DIRECTIONS |
Output the records exactly. Include every line.

[Figure content listings]
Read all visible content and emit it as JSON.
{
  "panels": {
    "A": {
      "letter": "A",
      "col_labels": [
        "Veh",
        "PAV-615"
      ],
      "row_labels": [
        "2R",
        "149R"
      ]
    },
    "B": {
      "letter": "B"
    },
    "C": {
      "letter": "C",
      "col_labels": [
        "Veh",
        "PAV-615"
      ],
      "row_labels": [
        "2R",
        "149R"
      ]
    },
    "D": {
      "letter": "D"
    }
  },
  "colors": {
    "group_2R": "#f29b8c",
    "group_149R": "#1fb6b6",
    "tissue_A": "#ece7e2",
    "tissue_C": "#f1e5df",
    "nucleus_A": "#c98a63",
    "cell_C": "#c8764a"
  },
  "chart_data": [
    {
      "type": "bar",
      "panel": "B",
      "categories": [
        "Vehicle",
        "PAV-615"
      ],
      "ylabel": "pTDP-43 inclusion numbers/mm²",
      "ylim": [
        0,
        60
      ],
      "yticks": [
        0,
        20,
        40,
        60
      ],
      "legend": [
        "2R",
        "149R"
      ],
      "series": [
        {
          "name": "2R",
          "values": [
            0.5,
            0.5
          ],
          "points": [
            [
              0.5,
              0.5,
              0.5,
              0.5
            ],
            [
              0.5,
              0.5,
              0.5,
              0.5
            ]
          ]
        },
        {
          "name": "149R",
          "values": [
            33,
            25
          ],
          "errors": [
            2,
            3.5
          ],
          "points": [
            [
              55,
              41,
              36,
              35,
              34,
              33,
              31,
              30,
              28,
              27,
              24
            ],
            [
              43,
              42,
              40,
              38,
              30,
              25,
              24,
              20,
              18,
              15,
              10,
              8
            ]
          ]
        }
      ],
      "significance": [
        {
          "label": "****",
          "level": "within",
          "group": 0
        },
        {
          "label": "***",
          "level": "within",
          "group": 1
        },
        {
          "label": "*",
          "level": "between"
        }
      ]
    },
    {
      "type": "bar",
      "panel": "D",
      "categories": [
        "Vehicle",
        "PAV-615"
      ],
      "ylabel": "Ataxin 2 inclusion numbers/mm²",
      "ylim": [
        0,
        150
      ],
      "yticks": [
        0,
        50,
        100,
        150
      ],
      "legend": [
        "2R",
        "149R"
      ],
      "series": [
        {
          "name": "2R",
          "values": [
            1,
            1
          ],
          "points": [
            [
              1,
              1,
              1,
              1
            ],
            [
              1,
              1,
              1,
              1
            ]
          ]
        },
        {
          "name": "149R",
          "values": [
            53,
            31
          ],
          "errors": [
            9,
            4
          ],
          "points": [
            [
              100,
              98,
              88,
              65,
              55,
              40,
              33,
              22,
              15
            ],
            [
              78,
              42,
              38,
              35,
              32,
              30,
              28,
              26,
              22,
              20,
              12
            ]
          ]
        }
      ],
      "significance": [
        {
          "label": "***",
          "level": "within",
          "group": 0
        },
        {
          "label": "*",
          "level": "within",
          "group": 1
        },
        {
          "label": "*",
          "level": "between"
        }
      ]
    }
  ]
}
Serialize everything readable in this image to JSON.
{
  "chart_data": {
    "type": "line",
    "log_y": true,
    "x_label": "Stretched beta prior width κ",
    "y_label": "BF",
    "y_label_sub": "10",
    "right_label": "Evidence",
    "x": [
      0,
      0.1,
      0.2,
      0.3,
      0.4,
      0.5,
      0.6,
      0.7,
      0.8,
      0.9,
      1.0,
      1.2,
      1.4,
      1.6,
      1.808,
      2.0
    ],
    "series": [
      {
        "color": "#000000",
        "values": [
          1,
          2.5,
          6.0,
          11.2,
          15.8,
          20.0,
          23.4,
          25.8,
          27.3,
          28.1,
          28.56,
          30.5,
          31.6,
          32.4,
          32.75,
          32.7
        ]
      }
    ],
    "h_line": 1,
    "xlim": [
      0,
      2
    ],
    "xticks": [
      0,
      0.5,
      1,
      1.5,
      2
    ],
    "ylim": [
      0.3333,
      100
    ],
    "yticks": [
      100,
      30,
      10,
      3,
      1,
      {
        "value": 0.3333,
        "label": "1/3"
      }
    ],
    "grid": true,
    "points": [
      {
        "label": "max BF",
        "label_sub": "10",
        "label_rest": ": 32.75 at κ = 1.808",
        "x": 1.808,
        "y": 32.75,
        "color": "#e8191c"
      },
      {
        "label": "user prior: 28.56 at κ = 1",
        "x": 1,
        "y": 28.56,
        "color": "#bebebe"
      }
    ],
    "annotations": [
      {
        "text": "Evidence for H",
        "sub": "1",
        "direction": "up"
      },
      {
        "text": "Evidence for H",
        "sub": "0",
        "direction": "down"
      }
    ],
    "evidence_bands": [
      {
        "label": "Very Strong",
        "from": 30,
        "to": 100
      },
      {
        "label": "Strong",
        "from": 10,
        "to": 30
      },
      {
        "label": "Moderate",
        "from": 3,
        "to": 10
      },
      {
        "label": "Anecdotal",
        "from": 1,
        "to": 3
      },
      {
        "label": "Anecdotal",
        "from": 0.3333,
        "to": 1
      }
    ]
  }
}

RESULT OF THIS TASK |
Read all visible content and emit it as JSON.
{
  "panels": {
    "A": {
      "letter": "A",
      "col_labels": [
        "Veh",
        "PAV-615"
      ],
      "row_labels": [
        "2R",
        "149R"
      ]
    },
    "B": {
      "letter": "B"
    },
    "C": {
      "letter": "C",
      "col_labels": [
        "Veh",
        "PAV-615"
      ],
      "row_labels": [
        "2R",
        "149R"
      ]
    },
    "D": {
      "letter": "D"
    }
  },
  "colors": {
    "group_2R": "#f29b8c",
    "group_149R": "#1fb6b6",
    "tissue_A": "#ece7e2",
    "tissue_C": "#f1e5df",
    "nucleus_A": "#c98a63",
    "cell_C": "#c8764a"
  },
  "chart_data": [
    {
      "type": "bar",
      "panel": "B",
      "categories": [
        "Vehicle",
        "PAV-615"
      ],
      "ylabel": "pTDP-43 inclusion numbers/mm²",
      "ylim": [
        0,
        60
      ],
      "yticks": [
        0,
        20,
        40,
        60
      ],
      "legend": [
        "2R",
        "149R"
      ],
      "series": [
        {
          "name": "2R",
          "values": [
            0.5,
            0.5
          ],
          "points": [
            [
              0.5,
              0.5,
              0.5,
              0.5
            ],
            [
              0.5,
              0.5,
              0.5,
              0.5
            ]
          ]
        },
        {
          "name": "149R",
          "values": [
            33,
            25
          ],
          "errors": [
            2,
            3.5
          ],
          "points": [
            [
              55,
              41,
              36,
              35,
              34,
              33,
              31,
              30,
              28,
              27,
              24
            ],
            [
              43,
              42,
              40,
              38,
              30,
              25,
              24,
              20,
              18,
              15,
              10,
              8
            ]
          ]
        }
      ],
      "significance": [
        {
          "label": "****",
          "level": "within",
          "group": 0
        },
        {
          "label": "***",
          "level": "within",
          "group": 1
        },
        {
          "label": "*",
          "level": "between"
        }
      ]
    },
    {
      "type": "bar",
      "panel": "D",
      "categories": [
        "Vehicle",
        "PAV-615"
      ],
      "ylabel": "Ataxin 2 inclusion numbers/mm²",
      "ylim": [
        0,
        150
      ],
      "yticks": [
        0,
        50,
        100,
        150
      ],
      "legend": [
        "2R",
        "149R"
      ],
      "series": [
        {
          "name": "2R",
          "values": [
            1,
            1
          ],
          "points": [
            [
              1,
              1,
              1,
              1
            ],
            [
              1,
              1,
              1,
              1
            ]
          ]
        },
        {
          "name": "149R",
          "values": [
            53,
            31
          ],
          "errors": [
            9,
            4
          ],
          "points": [
            [
              100,
              98,
              88,
              65,
              55,
              40,
              33,
              22,
              15
            ],
            [
              78,
              42,
              38,
              35,
              32,
              30,
              28,
              26,
              22,
              20,
              12
            ]
          ]
        }
      ],
      "significance": [
        {
          "label": "***",
          "level": "within",
          "group": 0
        },
        {
          "label": "*",
          "level": "within",
          "group": 1
        },
        {
          "label": "*",
          "level": "between"
        }
      ]
    }
  ]
}
Serialize everything readable in this image to JSON.
{
  "chart_data": {
    "type": "line",
    "log_y": true,
    "x_label": "Stretched beta prior width κ",
    "y_label": "BF",
    "y_label_sub": "10",
    "right_label": "Evidence",
    "x": [
      0,
      0.1,
      0.2,
      0.3,
      0.4,
      0.5,
      0.6,
      0.7,
      0.8,
      0.9,
      1.0,
      1.2,
      1.4,
      1.6,
      1.808,
      2.0
    ],
    "series": [
      {
        "color": "#000000",
        "values": [
          1,
          2.5,
          6.0,
          11.2,
          15.8,
          20.0,
          23.4,
          25.8,
          27.3,
          28.1,
          28.56,
          30.5,
          31.6,
          32.4,
          32.75,
          32.7
        ]
      }
    ],
    "h_line": 1,
    "xlim": [
      0,
      2
    ],
    "xticks": [
      0,
      0.5,
      1,
      1.5,
      2
    ],
    "ylim": [
      0.3333,
      100
    ],
    "yticks": [
      100,
      30,
      10,
      3,
      1,
      {
        "value": 0.3333,
        "label": "1/3"
      }
    ],
    "grid": true,
    "points": [
      {
        "label": "max BF",
        "label_sub": "10",
        "label_rest": ": 32.75 at κ = 1.808",
        "x": 1.808,
        "y": 32.75,
        "color": "#e8191c"
      },
      {
        "label": "user prior: 28.56 at κ = 1",
        "x": 1,
        "y": 28.56,
        "color": "#bebebe"
      }
    ],
    "annotations": [
      {
        "text": "Evidence for H",
        "sub": "1",
        "direction": "up"
      },
      {
        "text": "Evidence for H",
        "sub": "0",
        "direction": "down"
      }
    ],
    "evidence_bands": [
      {
        "label": "Very Strong",
        "from": 30,
        "to": 100
      },
      {
        "label": "Strong",
        "from": 10,
        "to": 30
      },
      {
        "label": "Moderate",
        "from": 3,
        "to": 10
      },
      {
        "label": "Anecdotal",
        "from": 1,
        "to": 3
      },
      {
        "label": "Anecdotal",
        "from": 0.3333,
        "to": 1
      }
    ]
  }
}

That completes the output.